| Data entries |
╭──
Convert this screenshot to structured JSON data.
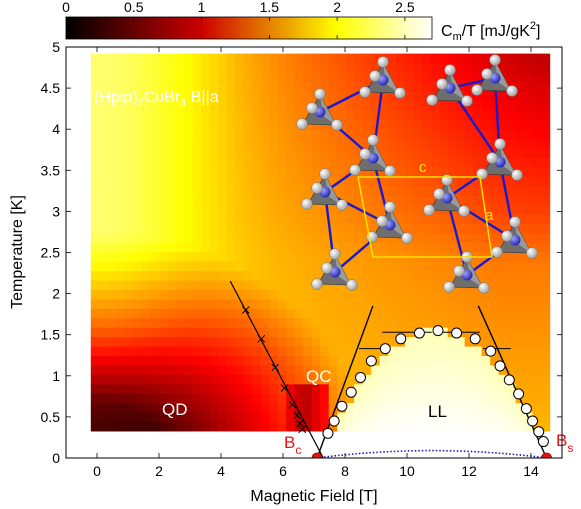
{
  "chart_data": {
    "type": "heatmap",
    "title": "(Hpip)2CuBr4 B||a",
    "title_main": "(Hpip)",
    "title_sub1": "2",
    "title_mid": "CuBr",
    "title_sub2": "4",
    "title_tail": " B||a",
    "xlabel": "Magnetic Field [T]",
    "ylabel": "Temperature [K]",
    "xlim": [
      -1,
      15
    ],
    "ylim": [
      0,
      5
    ],
    "xticks": [
      0,
      2,
      4,
      6,
      8,
      10,
      12,
      14
    ],
    "yticks": [
      0,
      0.5,
      1,
      1.5,
      2,
      2.5,
      3,
      3.5,
      4,
      4.5,
      5
    ],
    "colorbar": {
      "label": "Cm/T [mJ/gK2]",
      "label_main": "C",
      "label_sub": "m",
      "label_mid": "/T [mJ/gK",
      "label_sup": "2",
      "label_tail": "]",
      "range": [
        0,
        2.7
      ],
      "ticks": [
        0,
        0.5,
        1,
        1.5,
        2,
        2.5
      ],
      "colormap": "hot"
    },
    "heatmap_extent": {
      "x": [
        -0.2,
        14.6
      ],
      "y": [
        0.33,
        4.92
      ]
    },
    "regions": [
      "QD",
      "QC",
      "LL"
    ],
    "critical_fields": [
      {
        "label": "B",
        "sub": "c",
        "field": 7.1
      },
      {
        "label": "B",
        "sub": "s",
        "field": 14.5
      }
    ],
    "crossover_line": {
      "x": [
        4.3,
        7.3
      ],
      "y": [
        2.15,
        0
      ]
    },
    "crossover_marks": {
      "B": [
        4.8,
        5.3,
        5.75,
        6.05,
        6.3,
        6.45,
        6.55,
        6.62
      ],
      "T": [
        1.8,
        1.45,
        1.1,
        0.85,
        0.65,
        0.52,
        0.42,
        0.35
      ]
    },
    "qc_boundary_lines": [
      {
        "x": [
          7.1,
          8.9
        ],
        "y": [
          0,
          1.85
        ]
      },
      {
        "x": [
          14.5,
          12.3
        ],
        "y": [
          0,
          1.85
        ]
      }
    ],
    "ordering_dome": {
      "B": [
        7.45,
        7.65,
        7.9,
        8.2,
        8.5,
        8.85,
        9.3,
        9.8,
        10.4,
        11.0,
        11.6,
        12.2,
        12.7,
        13.0,
        13.3,
        13.6,
        13.85,
        14.05,
        14.25,
        14.4
      ],
      "T": [
        0.3,
        0.45,
        0.63,
        0.8,
        0.98,
        1.18,
        1.33,
        1.45,
        1.52,
        1.55,
        1.52,
        1.45,
        1.3,
        1.12,
        0.95,
        0.78,
        0.6,
        0.45,
        0.32,
        0.2
      ]
    },
    "ordering_bars": [
      {
        "B": 10.0,
        "T": 1.53,
        "half_width": 0.8
      },
      {
        "B": 11.6,
        "T": 1.53,
        "half_width": 0.75
      },
      {
        "B": 8.9,
        "T": 1.33,
        "half_width": 0.45
      },
      {
        "B": 12.9,
        "T": 1.33,
        "half_width": 0.45
      }
    ],
    "low_T_dome": {
      "B": [
        7.1,
        10.8,
        14.5
      ],
      "T": [
        0,
        0.09,
        0
      ]
    },
    "inset": {
      "axis_labels": [
        "c",
        "a"
      ],
      "description": "crystal structure of (Hpip)2CuBr4 with CuBr4 tetrahedra and ladder bonds; yellow unit cell"
    }
  }
}
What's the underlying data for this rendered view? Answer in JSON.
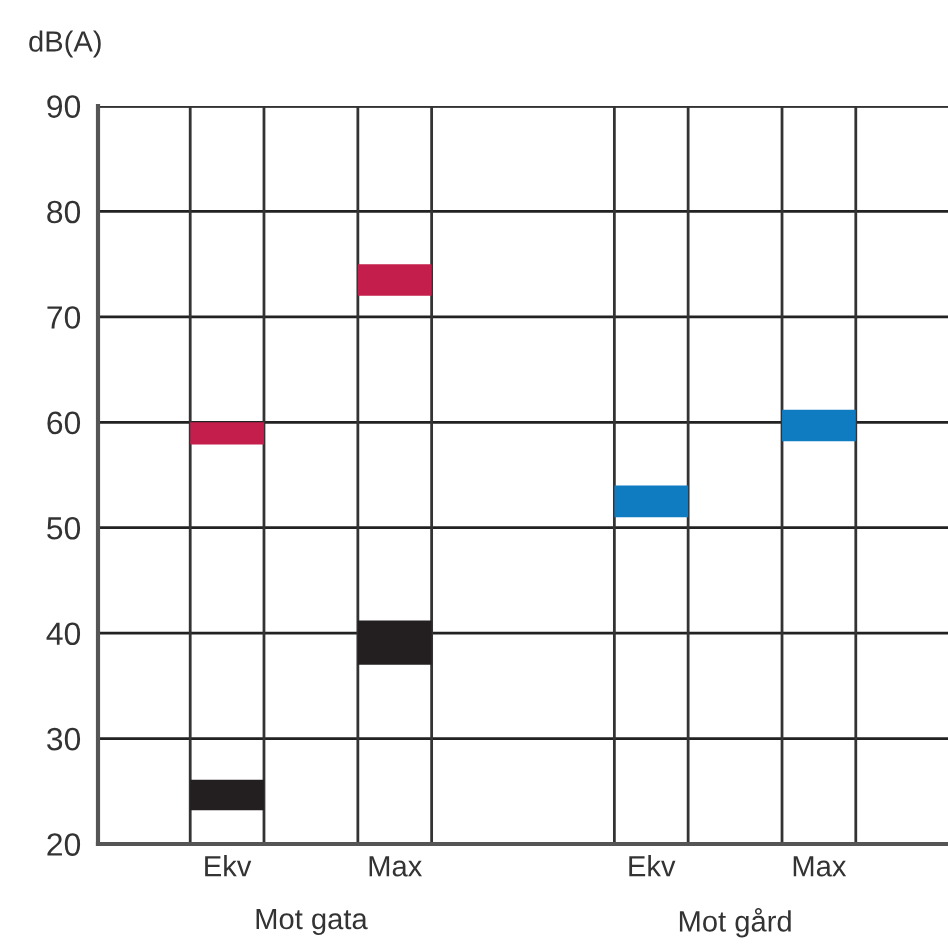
╰──
Print every record above exactly as written, leaving out the pictures.

Convert this screenshot to structured JSON data.
{
  "chart_data": {
    "type": "heatmap",
    "title": "(Hpip)2CuBr4 B||a",
    "title_main": "(Hpip)",
    "title_sub1": "2",
    "title_mid": "CuBr",
    "title_sub2": "4",
    "title_tail": " B||a",
    "xlabel": "Magnetic Field [T]",
    "ylabel": "Temperature [K]",
    "xlim": [
      -1,
      15
    ],
    "ylim": [
      0,
      5
    ],
    "xticks": [
      0,
      2,
      4,
      6,
      8,
      10,
      12,
      14
    ],
    "yticks": [
      0,
      0.5,
      1,
      1.5,
      2,
      2.5,
      3,
      3.5,
      4,
      4.5,
      5
    ],
    "colorbar": {
      "label": "Cm/T [mJ/gK2]",
      "label_main": "C",
      "label_sub": "m",
      "label_mid": "/T [mJ/gK",
      "label_sup": "2",
      "label_tail": "]",
      "range": [
        0,
        2.7
      ],
      "ticks": [
        0,
        0.5,
        1,
        1.5,
        2,
        2.5
      ],
      "colormap": "hot"
    },
    "heatmap_extent": {
      "x": [
        -0.2,
        14.6
      ],
      "y": [
        0.33,
        4.92
      ]
    },
    "regions": [
      "QD",
      "QC",
      "LL"
    ],
    "critical_fields": [
      {
        "label": "B",
        "sub": "c",
        "field": 7.1
      },
      {
        "label": "B",
        "sub": "s",
        "field": 14.5
      }
    ],
    "crossover_line": {
      "x": [
        4.3,
        7.3
      ],
      "y": [
        2.15,
        0
      ]
    },
    "crossover_marks": {
      "B": [
        4.8,
        5.3,
        5.75,
        6.05,
        6.3,
        6.45,
        6.55,
        6.62
      ],
      "T": [
        1.8,
        1.45,
        1.1,
        0.85,
        0.65,
        0.52,
        0.42,
        0.35
      ]
    },
    "qc_boundary_lines": [
      {
        "x": [
          7.1,
          8.9
        ],
        "y": [
          0,
          1.85
        ]
      },
      {
        "x": [
          14.5,
          12.3
        ],
        "y": [
          0,
          1.85
        ]
      }
    ],
    "ordering_dome": {
      "B": [
        7.45,
        7.65,
        7.9,
        8.2,
        8.5,
        8.85,
        9.3,
        9.8,
        10.4,
        11.0,
        11.6,
        12.2,
        12.7,
        13.0,
        13.3,
        13.6,
        13.85,
        14.05,
        14.25,
        14.4
      ],
      "T": [
        0.3,
        0.45,
        0.63,
        0.8,
        0.98,
        1.18,
        1.33,
        1.45,
        1.52,
        1.55,
        1.52,
        1.45,
        1.3,
        1.12,
        0.95,
        0.78,
        0.6,
        0.45,
        0.32,
        0.2
      ]
    },
    "ordering_bars": [
      {
        "B": 10.0,
        "T": 1.53,
        "half_width": 0.8
      },
      {
        "B": 11.6,
        "T": 1.53,
        "half_width": 0.75
      },
      {
        "B": 8.9,
        "T": 1.33,
        "half_width": 0.45
      },
      {
        "B": 12.9,
        "T": 1.33,
        "half_width": 0.45
      }
    ],
    "low_T_dome": {
      "B": [
        7.1,
        10.8,
        14.5
      ],
      "T": [
        0,
        0.09,
        0
      ]
    },
    "inset": {
      "axis_labels": [
        "c",
        "a"
      ],
      "description": "crystal structure of (Hpip)2CuBr4 with CuBr4 tetrahedra and ladder bonds; yellow unit cell"
    }
  }
}
What's the underlying data for this rendered view? Answer in JSON.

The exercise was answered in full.